Record set:
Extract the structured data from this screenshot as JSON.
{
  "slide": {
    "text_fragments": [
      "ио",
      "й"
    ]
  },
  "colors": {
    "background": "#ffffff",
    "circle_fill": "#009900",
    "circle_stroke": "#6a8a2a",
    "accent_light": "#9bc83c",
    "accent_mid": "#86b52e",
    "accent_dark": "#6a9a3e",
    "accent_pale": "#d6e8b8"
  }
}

Aim:
Using the listing above, please repeat every entry exactly.

Solution to this exercise:
Extract the structured data from this screenshot as JSON.
{
  "slide": {
    "text_fragments": [
      "ио",
      "й"
    ]
  },
  "colors": {
    "background": "#ffffff",
    "circle_fill": "#009900",
    "circle_stroke": "#6a8a2a",
    "accent_light": "#9bc83c",
    "accent_mid": "#86b52e",
    "accent_dark": "#6a9a3e",
    "accent_pale": "#d6e8b8"
  }
}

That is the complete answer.